DATA PROVIDED
▼

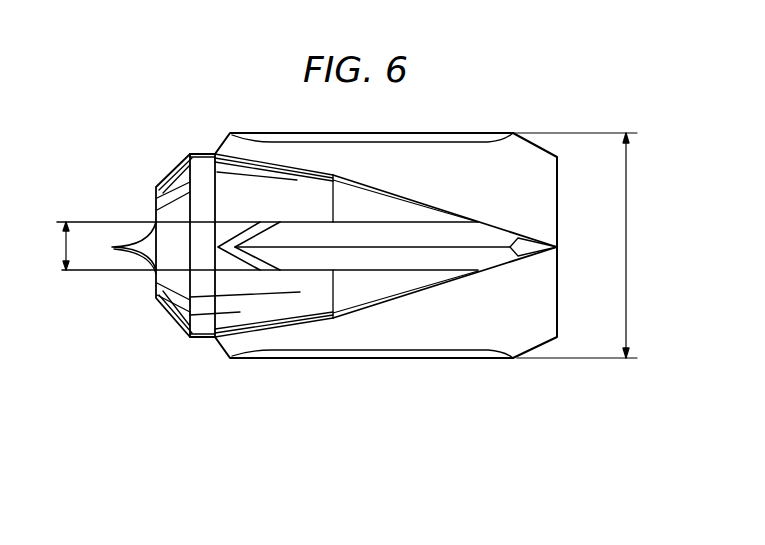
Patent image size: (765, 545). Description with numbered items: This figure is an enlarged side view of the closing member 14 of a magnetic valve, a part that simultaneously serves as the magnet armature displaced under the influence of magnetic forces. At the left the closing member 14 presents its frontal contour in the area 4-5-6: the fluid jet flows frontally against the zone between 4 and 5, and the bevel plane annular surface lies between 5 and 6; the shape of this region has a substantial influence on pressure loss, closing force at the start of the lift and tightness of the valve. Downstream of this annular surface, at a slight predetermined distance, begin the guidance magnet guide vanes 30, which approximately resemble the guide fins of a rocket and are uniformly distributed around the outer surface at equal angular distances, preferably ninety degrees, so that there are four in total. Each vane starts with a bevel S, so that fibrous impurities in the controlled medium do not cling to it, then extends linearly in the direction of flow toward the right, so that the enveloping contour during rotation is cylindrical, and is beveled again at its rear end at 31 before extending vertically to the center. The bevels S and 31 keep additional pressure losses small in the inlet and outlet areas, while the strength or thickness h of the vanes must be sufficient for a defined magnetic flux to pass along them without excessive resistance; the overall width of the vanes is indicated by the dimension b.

The closing member zone 4 is at (112, 247).
The bevel plane annular surface boundary 5 is at (162, 245).
The bevel plane annular surface boundary 6 is at (192, 235).
The closing member 14 is at (250, 305).
The guidance magnet guide vanes 30 is at (460, 153).
The rear bevel 31 is at (540, 147).
The bevel S is at (223, 140).
The vane thickness h is at (53, 246).
The width dimension b is at (579, 245).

▲

PROBLEM DETAILS
Reproduce every row above word for word, leaving out the pictures.

REPLY TO THE TASK
Patent image size: (765, 545). Description with numbered items: This figure is an enlarged side view of the closing member 14 of a magnetic valve, a part that simultaneously serves as the magnet armature displaced under the influence of magnetic forces. At the left the closing member 14 presents its frontal contour in the area 4-5-6: the fluid jet flows frontally against the zone between 4 and 5, and the bevel plane annular surface lies between 5 and 6; the shape of this region has a substantial influence on pressure loss, closing force at the start of the lift and tightness of the valve. Downstream of this annular surface, at a slight predetermined distance, begin the guidance magnet guide vanes 30, which approximately resemble the guide fins of a rocket and are uniformly distributed around the outer surface at equal angular distances, preferably ninety degrees, so that there are four in total. Each vane starts with a bevel S, so that fibrous impurities in the controlled medium do not cling to it, then extends linearly in the direction of flow toward the right, so that the enveloping contour during rotation is cylindrical, and is beveled again at its rear end at 31 before extending vertically to the center. The bevels S and 31 keep additional pressure losses small in the inlet and outlet areas, while the strength or thickness h of the vanes must be sufficient for a defined magnetic flux to pass along them without excessive resistance; the overall width of the vanes is indicated by the dimension b.

The closing member zone 4 is at (112, 247).
The bevel plane annular surface boundary 5 is at (162, 245).
The bevel plane annular surface boundary 6 is at (192, 235).
The closing member 14 is at (250, 305).
The guidance magnet guide vanes 30 is at (460, 153).
The rear bevel 31 is at (540, 147).
The bevel S is at (223, 140).
The vane thickness h is at (53, 246).
The width dimension b is at (579, 245).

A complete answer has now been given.